=== Exercise brief ===
Without the pictures, give the entries below again exactly as written.

BEGIN The input

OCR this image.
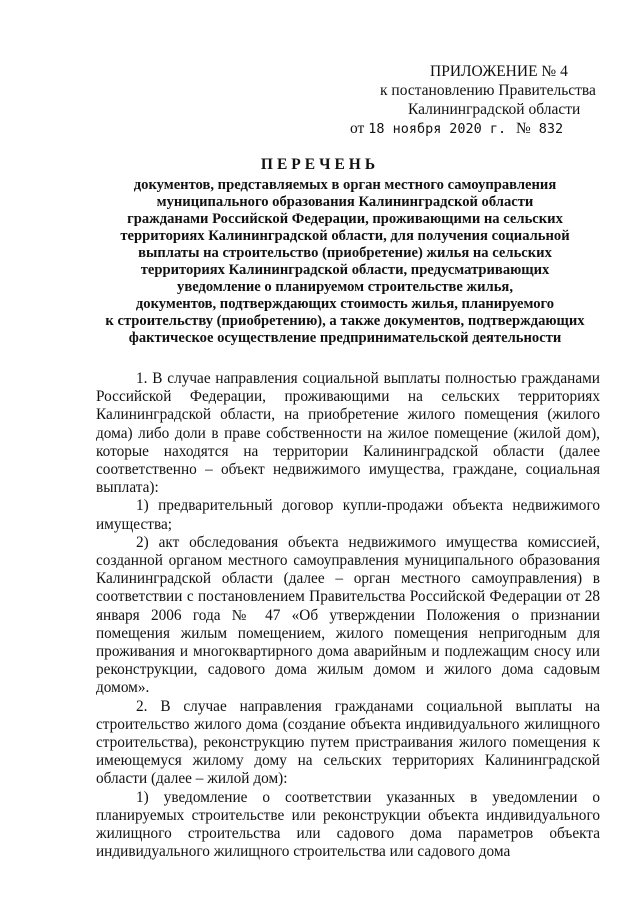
ПРИЛОЖЕНИЕ № 4
к постановлению Правительства
Калининградской области
от 18 ноября 2020 г. № 832
ПЕРЕЧЕНЬ
документов, представляемых в орган местного самоуправления
муниципального образования Калининградской области
гражданами Российской Федерации, проживающими на сельских
территориях Калининградской области, для получения социальной
выплаты на строительство (приобретение) жилья на сельских
территориях Калининградской области, предусматривающих
уведомление о планируемом строительстве жилья,
документов, подтверждающих стоимость жилья, планируемого
к строительству (приобретению), а также документов, подтверждающих
фактическое осуществление предпринимательской деятельности

1. В случае направления социальной выплаты полностью гражданами Российской Федерации, проживающими на сельских территориях Калининградской области, на приобретение жилого помещения (жилого дома) либо доли в праве собственности на жилое помещение (жилой дом), которые находятся на территории Калининградской области (далее соответственно – объект недвижимого имущества, граждане, социальная выплата):

1) предварительный договор купли-продажи объекта недвижимого имущества;

2) акт обследования объекта недвижимого имущества комиссией, созданной органом местного самоуправления муниципального образования Калининградской области (далее – орган местного самоуправления) в соответствии с постановлением Правительства Российской Федерации от 28 января 2006 года № 47 «Об утверждении Положения о признании помещения жилым помещением, жилого помещения непригодным для проживания и многоквартирного дома аварийным и подлежащим сносу или реконструкции, садового дома жилым домом и жилого дома садовым домом».

2. В случае направления гражданами социальной выплаты на строительство жилого дома (создание объекта индивидуального жилищного строительства), реконструкцию путем пристраивания жилого помещения к имеющемуся жилому дому на сельских территориях Калининградской области (далее – жилой дом):

1) уведомление о соответствии указанных в уведомлении о планируемых строительстве или реконструкции объекта индивидуального жилищного строительства или садового дома параметров объекта индивидуального жилищного строительства или садового дома
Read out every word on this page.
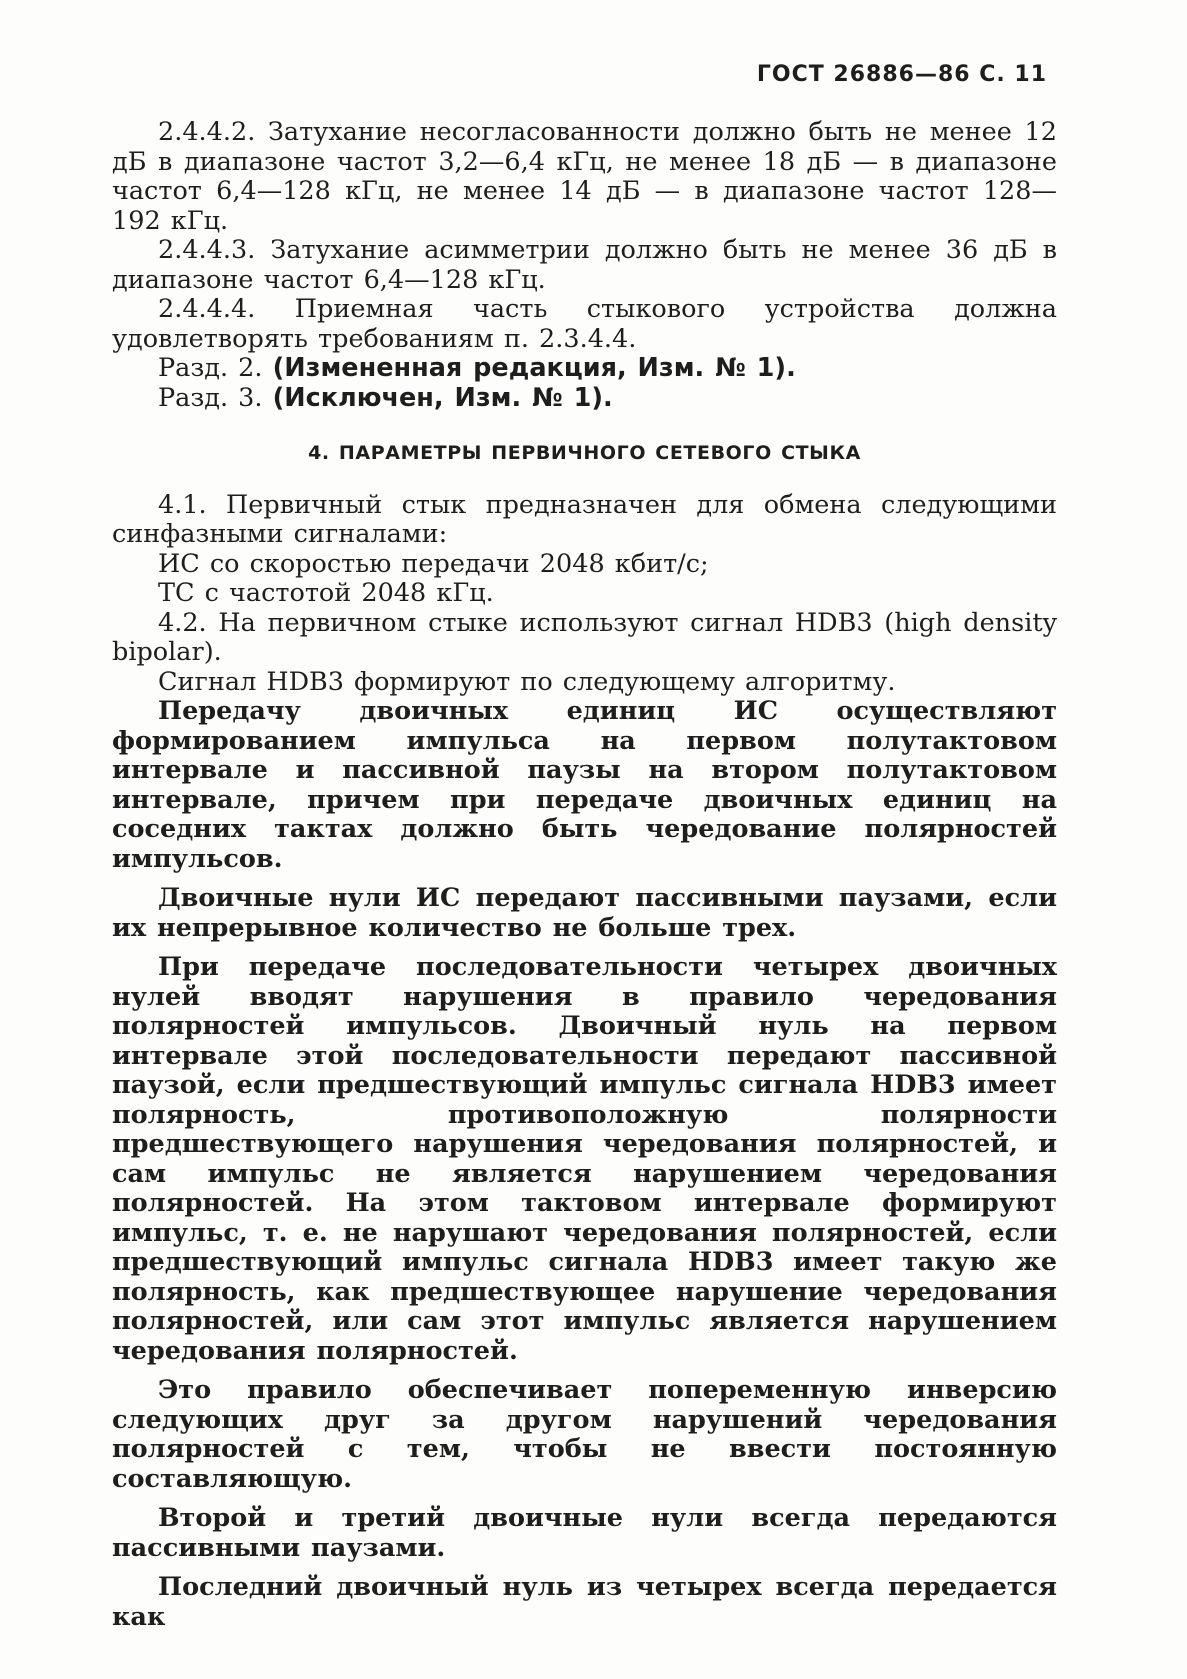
ГОСТ 26886—86 С. 11

2.4.4.2. Затухание несогласованности должно быть не менее 12 дБ в диапазоне частот 3,2—6,4 кГц, не менее 18 дБ — в диапазоне частот 6,4—128 кГц, не менее 14 дБ — в диапазоне частот 128—192 кГц.

2.4.4.3. Затухание асимметрии должно быть не менее 36 дБ в диапазоне частот 6,4—128 кГц.

2.4.4.4. Приемная часть стыкового устройства должна удовлетворять требованиям п. 2.3.4.4.

Разд. 2. (Измененная редакция, Изм. № 1).

Разд. 3. (Исключен, Изм. № 1).

4. ПАРАМЕТРЫ ПЕРВИЧНОГО СЕТЕВОГО СТЫКА

4.1. Первичный стык предназначен для обмена следующими синфазными сигналами:

ИС со скоростью передачи 2048 кбит/с;

ТС с частотой 2048 кГц.

4.2. На первичном стыке используют сигнал HDB3 (high density bipolar).

Сигнал HDB3 формируют по следующему алгоритму.

Передачу двоичных единиц ИС осуществляют формированием импульса на первом полутактовом интервале и пассивной паузы на втором полутактовом интервале, причем при передаче двоичных единиц на соседних тактах должно быть чередование полярностей импульсов.

Двоичные нули ИС передают пассивными паузами, если их непрерывное количество не больше трех.

При передаче последовательности четырех двоичных нулей вводят нарушения в правило чередования полярностей импульсов. Двоичный нуль на первом интервале этой последовательности передают пассивной паузой, если предшествующий импульс сигнала HDB3 имеет полярность, противоположную полярности предшествующего нарушения чередования полярностей, и сам импульс не является нарушением чередования полярностей. На этом тактовом интервале формируют импульс, т. е. не нарушают чередования полярностей, если предшествующий импульс сигнала HDB3 имеет такую же полярность, как предшествующее нарушение чередования полярностей, или сам этот импульс является нарушением чередования полярностей.

Это правило обеспечивает попеременную инверсию следующих друг за другом нарушений чередования полярностей с тем, чтобы не ввести постоянную составляющую.

Второй и третий двоичные нули всегда передаются пассивными паузами.

Последний двоичный нуль из четырех всегда передается как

END The input

=== Result of the exercise ===
OCR this image.
ПРИЛОЖЕНИЕ № 4
к постановлению Правительства
Калининградской области
от 18 ноября 2020 г. № 832
ПЕРЕЧЕНЬ
документов, представляемых в орган местного самоуправления
муниципального образования Калининградской области
гражданами Российской Федерации, проживающими на сельских
территориях Калининградской области, для получения социальной
выплаты на строительство (приобретение) жилья на сельских
территориях Калининградской области, предусматривающих
уведомление о планируемом строительстве жилья,
документов, подтверждающих стоимость жилья, планируемого
к строительству (приобретению), а также документов, подтверждающих
фактическое осуществление предпринимательской деятельности

1. В случае направления социальной выплаты полностью гражданами Российской Федерации, проживающими на сельских территориях Калининградской области, на приобретение жилого помещения (жилого дома) либо доли в праве собственности на жилое помещение (жилой дом), которые находятся на территории Калининградской области (далее соответственно – объект недвижимого имущества, граждане, социальная выплата):

1) предварительный договор купли-продажи объекта недвижимого имущества;

2) акт обследования объекта недвижимого имущества комиссией, созданной органом местного самоуправления муниципального образования Калининградской области (далее – орган местного самоуправления) в соответствии с постановлением Правительства Российской Федерации от 28 января 2006 года № 47 «Об утверждении Положения о признании помещения жилым помещением, жилого помещения непригодным для проживания и многоквартирного дома аварийным и подлежащим сносу или реконструкции, садового дома жилым домом и жилого дома садовым домом».

2. В случае направления гражданами социальной выплаты на строительство жилого дома (создание объекта индивидуального жилищного строительства), реконструкцию путем пристраивания жилого помещения к имеющемуся жилому дому на сельских территориях Калининградской области (далее – жилой дом):

1) уведомление о соответствии указанных в уведомлении о планируемых строительстве или реконструкции объекта индивидуального жилищного строительства или садового дома параметров объекта индивидуального жилищного строительства или садового дома
Read out every word on this page.
ГОСТ 26886—86 С. 11

2.4.4.2. Затухание несогласованности должно быть не менее 12 дБ в диапазоне частот 3,2—6,4 кГц, не менее 18 дБ — в диапазоне частот 6,4—128 кГц, не менее 14 дБ — в диапазоне частот 128—192 кГц.

2.4.4.3. Затухание асимметрии должно быть не менее 36 дБ в диапазоне частот 6,4—128 кГц.

2.4.4.4. Приемная часть стыкового устройства должна удовлетворять требованиям п. 2.3.4.4.

Разд. 2. (Измененная редакция, Изм. № 1).

Разд. 3. (Исключен, Изм. № 1).

4. ПАРАМЕТРЫ ПЕРВИЧНОГО СЕТЕВОГО СТЫКА

4.1. Первичный стык предназначен для обмена следующими синфазными сигналами:

ИС со скоростью передачи 2048 кбит/с;

ТС с частотой 2048 кГц.

4.2. На первичном стыке используют сигнал HDB3 (high density bipolar).

Сигнал HDB3 формируют по следующему алгоритму.

Передачу двоичных единиц ИС осуществляют формированием импульса на первом полутактовом интервале и пассивной паузы на втором полутактовом интервале, причем при передаче двоичных единиц на соседних тактах должно быть чередование полярностей импульсов.

Двоичные нули ИС передают пассивными паузами, если их непрерывное количество не больше трех.

При передаче последовательности четырех двоичных нулей вводят нарушения в правило чередования полярностей импульсов. Двоичный нуль на первом интервале этой последовательности передают пассивной паузой, если предшествующий импульс сигнала HDB3 имеет полярность, противоположную полярности предшествующего нарушения чередования полярностей, и сам импульс не является нарушением чередования полярностей. На этом тактовом интервале формируют импульс, т. е. не нарушают чередования полярностей, если предшествующий импульс сигнала HDB3 имеет такую же полярность, как предшествующее нарушение чередования полярностей, или сам этот импульс является нарушением чередования полярностей.

Это правило обеспечивает попеременную инверсию следующих друг за другом нарушений чередования полярностей с тем, чтобы не ввести постоянную составляющую.

Второй и третий двоичные нули всегда передаются пассивными паузами.

Последний двоичный нуль из четырех всегда передается как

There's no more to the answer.